| DIRECTIONS FOR THIS TASK |
Each entry should be quoted word for word, including every mark of punctuation.

| RECORDS FOR THE EXERCISE |
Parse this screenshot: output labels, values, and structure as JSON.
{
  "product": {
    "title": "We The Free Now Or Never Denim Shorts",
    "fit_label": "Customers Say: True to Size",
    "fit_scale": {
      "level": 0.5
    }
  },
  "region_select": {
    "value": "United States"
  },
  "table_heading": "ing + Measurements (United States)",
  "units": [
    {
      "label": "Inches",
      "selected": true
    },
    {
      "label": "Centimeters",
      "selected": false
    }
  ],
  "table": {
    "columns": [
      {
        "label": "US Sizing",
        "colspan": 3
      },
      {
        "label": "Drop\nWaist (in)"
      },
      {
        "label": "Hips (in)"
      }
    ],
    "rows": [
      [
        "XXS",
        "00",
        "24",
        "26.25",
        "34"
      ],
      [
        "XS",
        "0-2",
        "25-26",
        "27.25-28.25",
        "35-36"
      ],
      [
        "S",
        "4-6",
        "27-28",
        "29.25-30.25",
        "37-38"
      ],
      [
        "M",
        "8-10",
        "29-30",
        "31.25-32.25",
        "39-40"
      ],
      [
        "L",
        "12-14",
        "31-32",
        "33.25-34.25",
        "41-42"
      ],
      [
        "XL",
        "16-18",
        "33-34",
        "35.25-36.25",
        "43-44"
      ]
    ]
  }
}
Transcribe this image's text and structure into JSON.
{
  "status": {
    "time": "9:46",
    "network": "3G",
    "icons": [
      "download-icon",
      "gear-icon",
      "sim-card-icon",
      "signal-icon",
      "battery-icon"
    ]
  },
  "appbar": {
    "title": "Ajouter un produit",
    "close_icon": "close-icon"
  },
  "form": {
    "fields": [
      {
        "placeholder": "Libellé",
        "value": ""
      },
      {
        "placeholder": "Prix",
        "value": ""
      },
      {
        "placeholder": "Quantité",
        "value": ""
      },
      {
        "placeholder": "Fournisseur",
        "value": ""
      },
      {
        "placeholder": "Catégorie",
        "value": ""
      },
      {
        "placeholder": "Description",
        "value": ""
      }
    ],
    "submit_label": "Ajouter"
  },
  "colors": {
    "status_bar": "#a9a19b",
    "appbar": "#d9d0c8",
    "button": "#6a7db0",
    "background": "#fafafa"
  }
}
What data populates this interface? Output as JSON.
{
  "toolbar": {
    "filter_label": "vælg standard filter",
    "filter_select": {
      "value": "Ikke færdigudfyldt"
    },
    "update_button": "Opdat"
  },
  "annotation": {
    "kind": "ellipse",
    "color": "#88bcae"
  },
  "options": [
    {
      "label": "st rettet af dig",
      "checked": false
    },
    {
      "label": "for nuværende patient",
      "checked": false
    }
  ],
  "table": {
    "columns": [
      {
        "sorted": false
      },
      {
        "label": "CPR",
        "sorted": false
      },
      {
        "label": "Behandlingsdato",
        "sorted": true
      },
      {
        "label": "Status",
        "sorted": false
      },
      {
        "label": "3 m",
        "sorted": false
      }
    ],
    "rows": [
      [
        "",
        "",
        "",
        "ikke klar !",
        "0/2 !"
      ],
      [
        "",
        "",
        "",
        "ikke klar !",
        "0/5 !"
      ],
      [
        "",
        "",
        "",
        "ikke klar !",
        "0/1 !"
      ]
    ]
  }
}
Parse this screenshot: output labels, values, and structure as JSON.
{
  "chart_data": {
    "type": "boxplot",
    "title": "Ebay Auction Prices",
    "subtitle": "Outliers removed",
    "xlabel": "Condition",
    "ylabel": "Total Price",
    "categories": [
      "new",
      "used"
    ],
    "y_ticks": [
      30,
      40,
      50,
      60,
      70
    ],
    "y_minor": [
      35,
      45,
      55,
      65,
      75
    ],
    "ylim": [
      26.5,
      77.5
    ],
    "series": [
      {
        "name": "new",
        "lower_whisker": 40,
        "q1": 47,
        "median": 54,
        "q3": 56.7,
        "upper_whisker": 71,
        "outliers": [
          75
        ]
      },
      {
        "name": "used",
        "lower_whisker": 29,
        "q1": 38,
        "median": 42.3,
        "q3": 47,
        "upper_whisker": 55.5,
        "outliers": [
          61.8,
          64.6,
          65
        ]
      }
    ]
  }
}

| OUTPUT FOR THIS TASK |
Parse this screenshot: output labels, values, and structure as JSON.
{
  "product": {
    "title": "We The Free Now Or Never Denim Shorts",
    "fit_label": "Customers Say: True to Size",
    "fit_scale": {
      "level": 0.5
    }
  },
  "region_select": {
    "value": "United States"
  },
  "table_heading": "ing + Measurements (United States)",
  "units": [
    {
      "label": "Inches",
      "selected": true
    },
    {
      "label": "Centimeters",
      "selected": false
    }
  ],
  "table": {
    "columns": [
      {
        "label": "US Sizing",
        "colspan": 3
      },
      {
        "label": "Drop\nWaist (in)"
      },
      {
        "label": "Hips (in)"
      }
    ],
    "rows": [
      [
        "XXS",
        "00",
        "24",
        "26.25",
        "34"
      ],
      [
        "XS",
        "0-2",
        "25-26",
        "27.25-28.25",
        "35-36"
      ],
      [
        "S",
        "4-6",
        "27-28",
        "29.25-30.25",
        "37-38"
      ],
      [
        "M",
        "8-10",
        "29-30",
        "31.25-32.25",
        "39-40"
      ],
      [
        "L",
        "12-14",
        "31-32",
        "33.25-34.25",
        "41-42"
      ],
      [
        "XL",
        "16-18",
        "33-34",
        "35.25-36.25",
        "43-44"
      ]
    ]
  }
}
Transcribe this image's text and structure into JSON.
{
  "status": {
    "time": "9:46",
    "network": "3G",
    "icons": [
      "download-icon",
      "gear-icon",
      "sim-card-icon",
      "signal-icon",
      "battery-icon"
    ]
  },
  "appbar": {
    "title": "Ajouter un produit",
    "close_icon": "close-icon"
  },
  "form": {
    "fields": [
      {
        "placeholder": "Libellé",
        "value": ""
      },
      {
        "placeholder": "Prix",
        "value": ""
      },
      {
        "placeholder": "Quantité",
        "value": ""
      },
      {
        "placeholder": "Fournisseur",
        "value": ""
      },
      {
        "placeholder": "Catégorie",
        "value": ""
      },
      {
        "placeholder": "Description",
        "value": ""
      }
    ],
    "submit_label": "Ajouter"
  },
  "colors": {
    "status_bar": "#a9a19b",
    "appbar": "#d9d0c8",
    "button": "#6a7db0",
    "background": "#fafafa"
  }
}
What data populates this interface? Output as JSON.
{
  "toolbar": {
    "filter_label": "vælg standard filter",
    "filter_select": {
      "value": "Ikke færdigudfyldt"
    },
    "update_button": "Opdat"
  },
  "annotation": {
    "kind": "ellipse",
    "color": "#88bcae"
  },
  "options": [
    {
      "label": "st rettet af dig",
      "checked": false
    },
    {
      "label": "for nuværende patient",
      "checked": false
    }
  ],
  "table": {
    "columns": [
      {
        "sorted": false
      },
      {
        "label": "CPR",
        "sorted": false
      },
      {
        "label": "Behandlingsdato",
        "sorted": true
      },
      {
        "label": "Status",
        "sorted": false
      },
      {
        "label": "3 m",
        "sorted": false
      }
    ],
    "rows": [
      [
        "",
        "",
        "",
        "ikke klar !",
        "0/2 !"
      ],
      [
        "",
        "",
        "",
        "ikke klar !",
        "0/5 !"
      ],
      [
        "",
        "",
        "",
        "ikke klar !",
        "0/1 !"
      ]
    ]
  }
}
Parse this screenshot: output labels, values, and structure as JSON.
{
  "chart_data": {
    "type": "boxplot",
    "title": "Ebay Auction Prices",
    "subtitle": "Outliers removed",
    "xlabel": "Condition",
    "ylabel": "Total Price",
    "categories": [
      "new",
      "used"
    ],
    "y_ticks": [
      30,
      40,
      50,
      60,
      70
    ],
    "y_minor": [
      35,
      45,
      55,
      65,
      75
    ],
    "ylim": [
      26.5,
      77.5
    ],
    "series": [
      {
        "name": "new",
        "lower_whisker": 40,
        "q1": 47,
        "median": 54,
        "q3": 56.7,
        "upper_whisker": 71,
        "outliers": [
          75
        ]
      },
      {
        "name": "used",
        "lower_whisker": 29,
        "q1": 38,
        "median": 42.3,
        "q3": 47,
        "upper_whisker": 55.5,
        "outliers": [
          61.8,
          64.6,
          65
        ]
      }
    ]
  }
}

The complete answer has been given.